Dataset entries
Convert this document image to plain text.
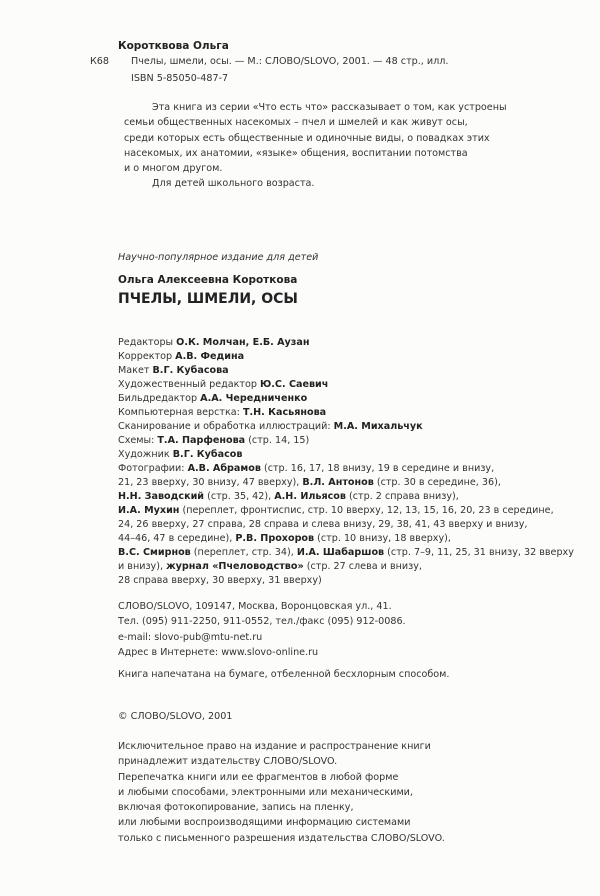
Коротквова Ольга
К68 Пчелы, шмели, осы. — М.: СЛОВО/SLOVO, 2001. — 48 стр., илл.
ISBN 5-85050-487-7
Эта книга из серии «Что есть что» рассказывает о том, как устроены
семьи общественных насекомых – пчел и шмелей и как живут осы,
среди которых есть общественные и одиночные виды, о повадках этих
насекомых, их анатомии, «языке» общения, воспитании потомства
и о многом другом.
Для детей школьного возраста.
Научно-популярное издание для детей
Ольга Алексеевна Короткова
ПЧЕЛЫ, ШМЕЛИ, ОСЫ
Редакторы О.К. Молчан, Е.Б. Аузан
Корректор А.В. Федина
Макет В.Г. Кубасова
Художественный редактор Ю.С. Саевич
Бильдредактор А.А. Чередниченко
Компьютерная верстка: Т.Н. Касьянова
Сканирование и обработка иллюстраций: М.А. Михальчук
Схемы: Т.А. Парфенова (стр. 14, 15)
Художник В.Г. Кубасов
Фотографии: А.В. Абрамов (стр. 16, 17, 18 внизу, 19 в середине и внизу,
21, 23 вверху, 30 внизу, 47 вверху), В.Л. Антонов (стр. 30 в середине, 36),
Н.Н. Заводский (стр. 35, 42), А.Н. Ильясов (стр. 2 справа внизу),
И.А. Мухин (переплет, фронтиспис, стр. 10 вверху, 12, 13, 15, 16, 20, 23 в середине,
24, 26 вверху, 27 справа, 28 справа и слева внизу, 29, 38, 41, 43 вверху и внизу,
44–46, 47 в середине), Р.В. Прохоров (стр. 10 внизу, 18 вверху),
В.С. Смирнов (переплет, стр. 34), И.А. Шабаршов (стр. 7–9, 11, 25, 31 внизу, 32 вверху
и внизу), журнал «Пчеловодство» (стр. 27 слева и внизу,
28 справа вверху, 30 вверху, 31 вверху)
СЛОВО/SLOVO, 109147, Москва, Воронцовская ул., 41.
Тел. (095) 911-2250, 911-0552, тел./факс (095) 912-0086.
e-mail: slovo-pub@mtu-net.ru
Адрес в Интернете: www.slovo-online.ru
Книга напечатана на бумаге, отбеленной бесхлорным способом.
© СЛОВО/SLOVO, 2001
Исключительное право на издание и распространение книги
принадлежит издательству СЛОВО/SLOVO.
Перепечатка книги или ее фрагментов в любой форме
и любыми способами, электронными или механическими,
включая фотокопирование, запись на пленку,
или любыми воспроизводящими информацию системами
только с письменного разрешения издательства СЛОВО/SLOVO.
...
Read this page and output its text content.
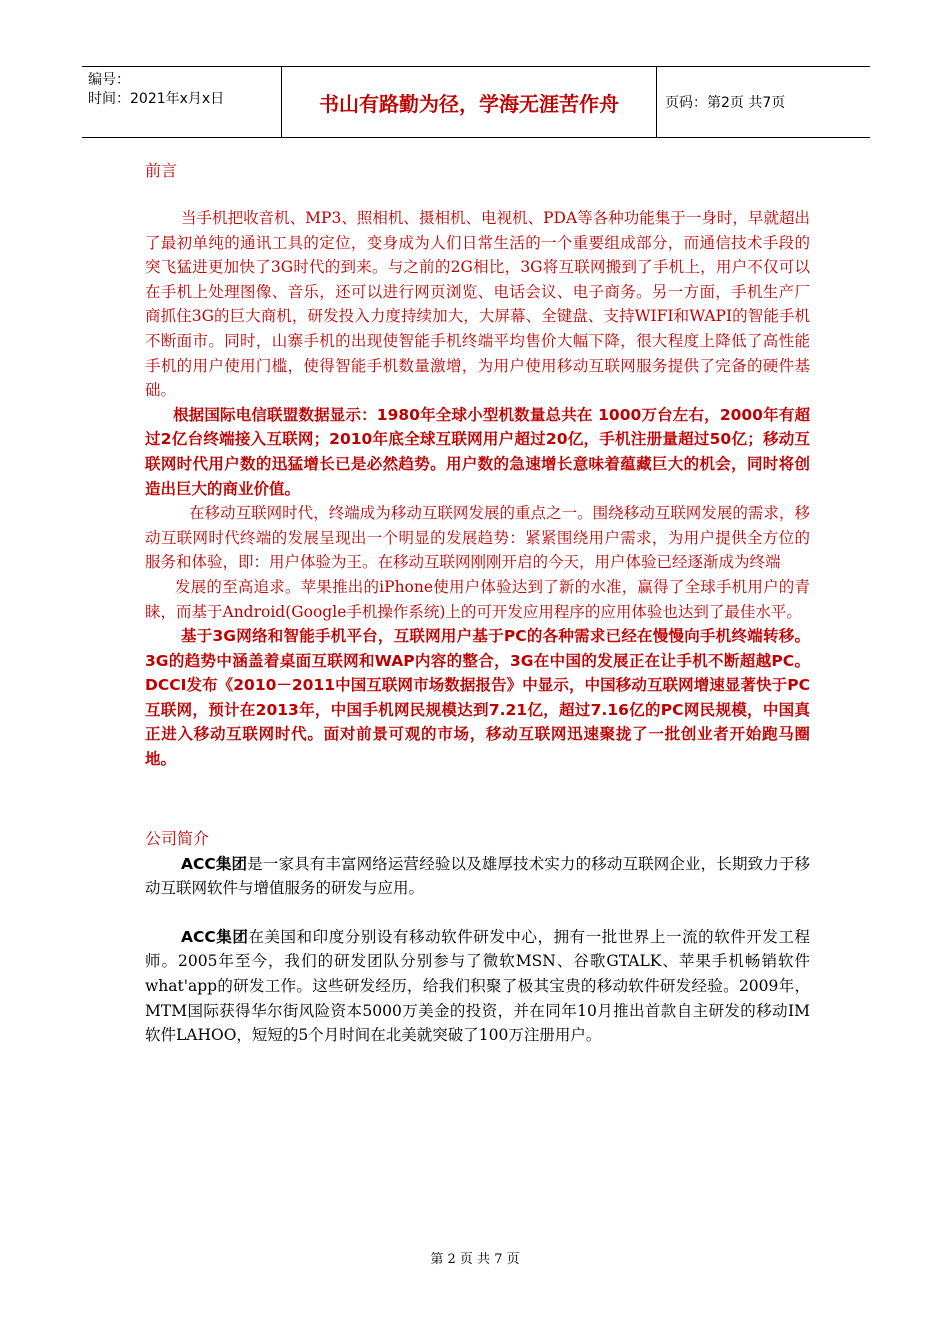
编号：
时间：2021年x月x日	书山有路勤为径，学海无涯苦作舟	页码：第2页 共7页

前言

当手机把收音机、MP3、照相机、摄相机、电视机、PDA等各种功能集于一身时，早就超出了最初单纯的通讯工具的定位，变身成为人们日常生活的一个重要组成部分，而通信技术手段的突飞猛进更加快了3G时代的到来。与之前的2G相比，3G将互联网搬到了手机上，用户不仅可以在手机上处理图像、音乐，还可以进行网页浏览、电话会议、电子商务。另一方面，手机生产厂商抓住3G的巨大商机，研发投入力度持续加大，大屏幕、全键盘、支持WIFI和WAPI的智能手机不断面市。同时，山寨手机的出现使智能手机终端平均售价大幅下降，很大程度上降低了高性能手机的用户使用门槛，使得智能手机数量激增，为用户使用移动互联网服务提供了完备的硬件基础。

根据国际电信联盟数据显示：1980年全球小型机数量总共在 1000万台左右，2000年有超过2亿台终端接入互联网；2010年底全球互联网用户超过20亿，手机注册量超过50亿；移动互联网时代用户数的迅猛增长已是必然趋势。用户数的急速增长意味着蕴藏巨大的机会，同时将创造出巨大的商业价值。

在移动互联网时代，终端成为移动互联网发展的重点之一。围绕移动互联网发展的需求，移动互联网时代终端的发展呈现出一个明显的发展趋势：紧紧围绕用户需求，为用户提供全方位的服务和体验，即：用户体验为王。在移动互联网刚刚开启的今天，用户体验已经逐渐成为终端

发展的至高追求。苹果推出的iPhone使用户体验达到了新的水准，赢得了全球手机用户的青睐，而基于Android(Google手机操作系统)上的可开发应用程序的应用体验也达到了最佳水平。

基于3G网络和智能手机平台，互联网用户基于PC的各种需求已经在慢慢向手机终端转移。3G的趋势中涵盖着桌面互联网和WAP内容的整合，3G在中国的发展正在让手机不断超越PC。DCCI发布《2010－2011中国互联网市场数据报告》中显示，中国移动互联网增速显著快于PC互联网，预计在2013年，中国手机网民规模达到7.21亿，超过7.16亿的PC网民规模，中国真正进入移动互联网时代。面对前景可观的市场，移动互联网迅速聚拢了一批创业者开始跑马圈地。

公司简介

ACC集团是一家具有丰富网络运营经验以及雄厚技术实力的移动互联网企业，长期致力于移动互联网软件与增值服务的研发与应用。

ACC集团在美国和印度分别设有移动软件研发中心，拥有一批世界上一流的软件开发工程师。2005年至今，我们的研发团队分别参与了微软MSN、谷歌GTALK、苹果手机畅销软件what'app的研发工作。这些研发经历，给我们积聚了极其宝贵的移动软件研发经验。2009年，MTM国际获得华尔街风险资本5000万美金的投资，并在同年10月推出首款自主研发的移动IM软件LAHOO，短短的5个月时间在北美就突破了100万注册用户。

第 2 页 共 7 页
...
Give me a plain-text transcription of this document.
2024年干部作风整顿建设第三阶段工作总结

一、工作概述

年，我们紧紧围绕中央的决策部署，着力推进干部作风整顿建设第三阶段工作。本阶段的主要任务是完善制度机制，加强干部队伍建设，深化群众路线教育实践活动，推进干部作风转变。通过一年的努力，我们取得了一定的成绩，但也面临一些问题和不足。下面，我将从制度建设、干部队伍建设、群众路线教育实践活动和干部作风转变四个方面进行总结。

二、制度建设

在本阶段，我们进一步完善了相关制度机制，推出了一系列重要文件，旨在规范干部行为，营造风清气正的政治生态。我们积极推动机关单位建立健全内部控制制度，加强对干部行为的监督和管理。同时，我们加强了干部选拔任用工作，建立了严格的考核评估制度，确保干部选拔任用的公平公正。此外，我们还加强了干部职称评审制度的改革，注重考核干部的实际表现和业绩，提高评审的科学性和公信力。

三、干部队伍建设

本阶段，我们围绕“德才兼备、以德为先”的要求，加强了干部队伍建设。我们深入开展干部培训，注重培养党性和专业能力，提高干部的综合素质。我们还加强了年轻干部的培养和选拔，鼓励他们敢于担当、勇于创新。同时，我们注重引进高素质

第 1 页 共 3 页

YOUR INSTRUCTIONS – Tell how many lines in the material above include the word "любыми", giving the number only.

RESPONSE TO THE EXERCISE – 2